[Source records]
++++++
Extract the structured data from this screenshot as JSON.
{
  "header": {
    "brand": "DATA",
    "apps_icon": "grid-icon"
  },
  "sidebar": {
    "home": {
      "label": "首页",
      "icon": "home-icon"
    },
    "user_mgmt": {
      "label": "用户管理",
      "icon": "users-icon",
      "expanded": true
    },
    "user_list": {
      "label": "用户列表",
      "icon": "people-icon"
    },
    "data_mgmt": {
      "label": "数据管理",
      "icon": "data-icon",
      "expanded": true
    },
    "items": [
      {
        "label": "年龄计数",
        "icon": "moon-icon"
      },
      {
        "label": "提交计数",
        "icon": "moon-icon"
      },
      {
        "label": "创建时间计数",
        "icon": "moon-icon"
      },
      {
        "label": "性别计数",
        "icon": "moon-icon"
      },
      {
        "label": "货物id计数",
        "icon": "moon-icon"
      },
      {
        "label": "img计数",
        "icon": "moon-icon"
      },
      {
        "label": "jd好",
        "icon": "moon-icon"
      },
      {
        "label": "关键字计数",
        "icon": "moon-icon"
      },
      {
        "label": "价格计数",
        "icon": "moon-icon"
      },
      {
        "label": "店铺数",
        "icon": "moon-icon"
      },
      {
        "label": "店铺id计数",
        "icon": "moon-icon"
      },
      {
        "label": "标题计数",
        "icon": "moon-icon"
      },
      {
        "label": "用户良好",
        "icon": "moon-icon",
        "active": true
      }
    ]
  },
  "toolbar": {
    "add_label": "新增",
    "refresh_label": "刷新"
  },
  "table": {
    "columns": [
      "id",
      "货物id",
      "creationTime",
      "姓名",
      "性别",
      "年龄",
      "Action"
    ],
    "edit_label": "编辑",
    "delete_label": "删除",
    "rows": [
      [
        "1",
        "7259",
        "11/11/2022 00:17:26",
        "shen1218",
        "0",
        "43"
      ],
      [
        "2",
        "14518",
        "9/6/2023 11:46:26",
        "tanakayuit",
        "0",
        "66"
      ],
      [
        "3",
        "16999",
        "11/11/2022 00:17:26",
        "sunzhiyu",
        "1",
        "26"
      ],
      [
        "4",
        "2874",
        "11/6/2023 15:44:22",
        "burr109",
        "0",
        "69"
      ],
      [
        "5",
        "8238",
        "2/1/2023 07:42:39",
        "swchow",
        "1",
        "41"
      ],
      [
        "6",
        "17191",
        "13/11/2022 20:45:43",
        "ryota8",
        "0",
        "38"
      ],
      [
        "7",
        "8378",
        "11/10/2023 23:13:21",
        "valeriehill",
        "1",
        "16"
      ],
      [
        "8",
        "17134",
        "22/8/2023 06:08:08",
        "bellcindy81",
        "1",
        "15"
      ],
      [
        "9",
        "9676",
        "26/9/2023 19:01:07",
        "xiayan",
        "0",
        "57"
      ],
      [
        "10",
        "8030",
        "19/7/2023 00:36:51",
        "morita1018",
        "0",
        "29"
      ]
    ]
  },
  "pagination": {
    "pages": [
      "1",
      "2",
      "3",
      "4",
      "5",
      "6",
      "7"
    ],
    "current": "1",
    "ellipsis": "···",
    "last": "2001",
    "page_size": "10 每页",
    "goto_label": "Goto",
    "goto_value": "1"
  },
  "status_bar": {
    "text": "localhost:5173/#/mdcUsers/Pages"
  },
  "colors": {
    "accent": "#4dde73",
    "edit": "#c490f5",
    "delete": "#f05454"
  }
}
++++++
▶ [Stated exercise]:
Take the records above and return them exactly as written.

▶ [Written solution]:
Extract the structured data from this screenshot as JSON.
{
  "header": {
    "brand": "DATA",
    "apps_icon": "grid-icon"
  },
  "sidebar": {
    "home": {
      "label": "首页",
      "icon": "home-icon"
    },
    "user_mgmt": {
      "label": "用户管理",
      "icon": "users-icon",
      "expanded": true
    },
    "user_list": {
      "label": "用户列表",
      "icon": "people-icon"
    },
    "data_mgmt": {
      "label": "数据管理",
      "icon": "data-icon",
      "expanded": true
    },
    "items": [
      {
        "label": "年龄计数",
        "icon": "moon-icon"
      },
      {
        "label": "提交计数",
        "icon": "moon-icon"
      },
      {
        "label": "创建时间计数",
        "icon": "moon-icon"
      },
      {
        "label": "性别计数",
        "icon": "moon-icon"
      },
      {
        "label": "货物id计数",
        "icon": "moon-icon"
      },
      {
        "label": "img计数",
        "icon": "moon-icon"
      },
      {
        "label": "jd好",
        "icon": "moon-icon"
      },
      {
        "label": "关键字计数",
        "icon": "moon-icon"
      },
      {
        "label": "价格计数",
        "icon": "moon-icon"
      },
      {
        "label": "店铺数",
        "icon": "moon-icon"
      },
      {
        "label": "店铺id计数",
        "icon": "moon-icon"
      },
      {
        "label": "标题计数",
        "icon": "moon-icon"
      },
      {
        "label": "用户良好",
        "icon": "moon-icon",
        "active": true
      }
    ]
  },
  "toolbar": {
    "add_label": "新增",
    "refresh_label": "刷新"
  },
  "table": {
    "columns": [
      "id",
      "货物id",
      "creationTime",
      "姓名",
      "性别",
      "年龄",
      "Action"
    ],
    "edit_label": "编辑",
    "delete_label": "删除",
    "rows": [
      [
        "1",
        "7259",
        "11/11/2022 00:17:26",
        "shen1218",
        "0",
        "43"
      ],
      [
        "2",
        "14518",
        "9/6/2023 11:46:26",
        "tanakayuit",
        "0",
        "66"
      ],
      [
        "3",
        "16999",
        "11/11/2022 00:17:26",
        "sunzhiyu",
        "1",
        "26"
      ],
      [
        "4",
        "2874",
        "11/6/2023 15:44:22",
        "burr109",
        "0",
        "69"
      ],
      [
        "5",
        "8238",
        "2/1/2023 07:42:39",
        "swchow",
        "1",
        "41"
      ],
      [
        "6",
        "17191",
        "13/11/2022 20:45:43",
        "ryota8",
        "0",
        "38"
      ],
      [
        "7",
        "8378",
        "11/10/2023 23:13:21",
        "valeriehill",
        "1",
        "16"
      ],
      [
        "8",
        "17134",
        "22/8/2023 06:08:08",
        "bellcindy81",
        "1",
        "15"
      ],
      [
        "9",
        "9676",
        "26/9/2023 19:01:07",
        "xiayan",
        "0",
        "57"
      ],
      [
        "10",
        "8030",
        "19/7/2023 00:36:51",
        "morita1018",
        "0",
        "29"
      ]
    ]
  },
  "pagination": {
    "pages": [
      "1",
      "2",
      "3",
      "4",
      "5",
      "6",
      "7"
    ],
    "current": "1",
    "ellipsis": "···",
    "last": "2001",
    "page_size": "10 每页",
    "goto_label": "Goto",
    "goto_value": "1"
  },
  "status_bar": {
    "text": "localhost:5173/#/mdcUsers/Pages"
  },
  "colors": {
    "accent": "#4dde73",
    "edit": "#c490f5",
    "delete": "#f05454"
  }
}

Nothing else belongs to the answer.